- **GOAL OF THE EXERCISE**
Restate the records that follow word for word; no pictures should appear.

(Data items)
## BEGIN

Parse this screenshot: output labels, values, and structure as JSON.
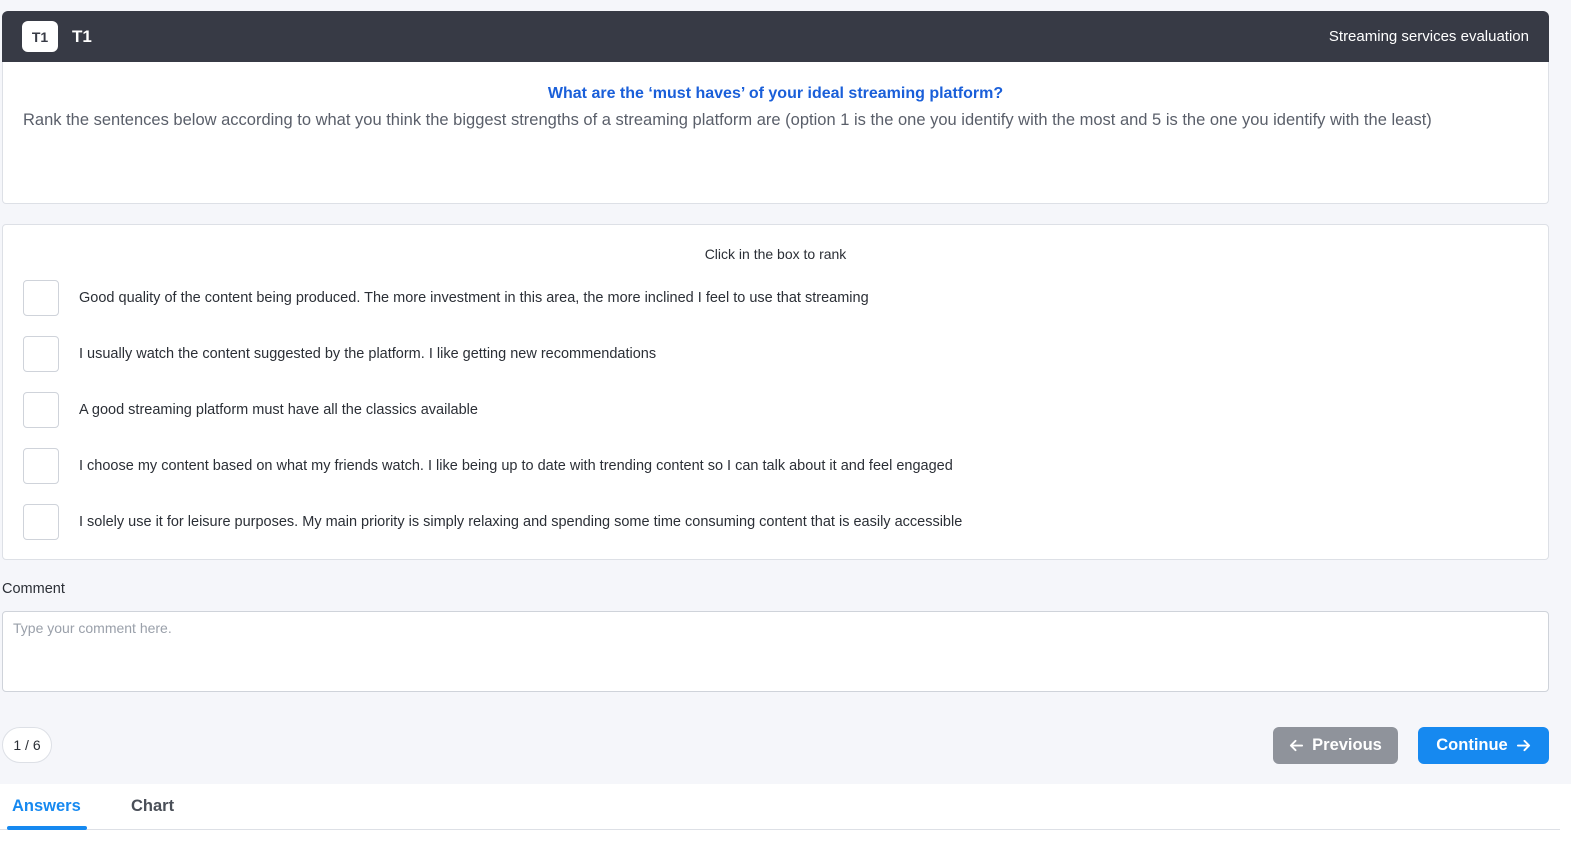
{
  "header": {
    "avatar_text": "T1",
    "title": "T1",
    "survey_name": "Streaming services evaluation"
  },
  "question": {
    "title": "What are the ‘must haves’ of your ideal streaming platform?",
    "instructions": "Rank the sentences below according to what you think the biggest strengths of a streaming platform are (option 1 is the one you identify with the most and 5 is the one you identify with the least)"
  },
  "ranking": {
    "hint": "Click in the box to rank",
    "options": [
      "Good quality of the content being produced. The more investment in this area, the more inclined I feel to use that streaming",
      "I usually watch the content suggested by the platform. I like getting new recommendations",
      "A good streaming platform must have all the classics available",
      "I choose my content based on what my friends watch. I like being up to date with trending content so I can talk about it and feel engaged",
      "I solely use it for leisure purposes. My main priority is simply relaxing and spending some time consuming content that is easily accessible"
    ]
  },
  "comment": {
    "label": "Comment",
    "placeholder": "Type your comment here.",
    "value": ""
  },
  "pagination": {
    "indicator": "1 / 6"
  },
  "buttons": {
    "previous_label": "Previous",
    "continue_label": "Continue"
  },
  "tabs": {
    "answers_label": "Answers",
    "chart_label": "Chart",
    "active": "Answers"
  },
  "colors": {
    "header_bg": "#373a45",
    "question_title": "#1a5fd9",
    "primary": "#1689f0",
    "disabled_button": "#8f939b"
  },
  "icons": {
    "previous": "arrow-left-icon",
    "continue": "arrow-right-icon"
  }
}
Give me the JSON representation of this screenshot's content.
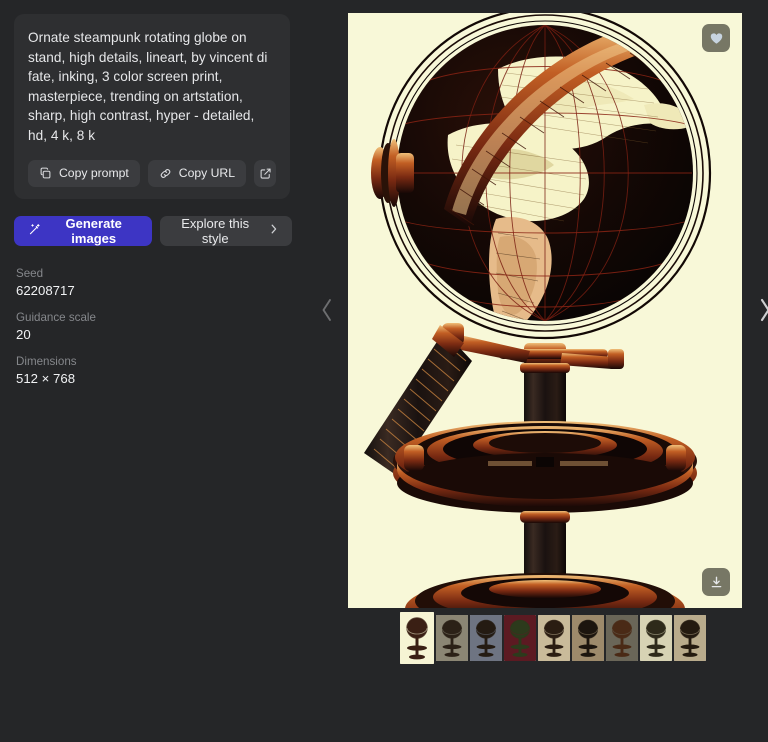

## END

- **REPLY**
Parse this screenshot: output labels, values, and structure as JSON.
{
  "header": {
    "avatar_text": "T1",
    "title": "T1",
    "survey_name": "Streaming services evaluation"
  },
  "question": {
    "title": "What are the ‘must haves’ of your ideal streaming platform?",
    "instructions": "Rank the sentences below according to what you think the biggest strengths of a streaming platform are (option 1 is the one you identify with the most and 5 is the one you identify with the least)"
  },
  "ranking": {
    "hint": "Click in the box to rank",
    "options": [
      "Good quality of the content being produced. The more investment in this area, the more inclined I feel to use that streaming",
      "I usually watch the content suggested by the platform. I like getting new recommendations",
      "A good streaming platform must have all the classics available",
      "I choose my content based on what my friends watch. I like being up to date with trending content so I can talk about it and feel engaged",
      "I solely use it for leisure purposes. My main priority is simply relaxing and spending some time consuming content that is easily accessible"
    ]
  },
  "comment": {
    "label": "Comment",
    "placeholder": "Type your comment here.",
    "value": ""
  },
  "pagination": {
    "indicator": "1 / 6"
  },
  "buttons": {
    "previous_label": "Previous",
    "continue_label": "Continue"
  },
  "tabs": {
    "answers_label": "Answers",
    "chart_label": "Chart",
    "active": "Answers"
  },
  "colors": {
    "header_bg": "#373a45",
    "question_title": "#1a5fd9",
    "primary": "#1689f0",
    "disabled_button": "#8f939b"
  },
  "icons": {
    "previous": "arrow-left-icon",
    "continue": "arrow-right-icon"
  }
}
Give me the JSON representation of this screenshot's content.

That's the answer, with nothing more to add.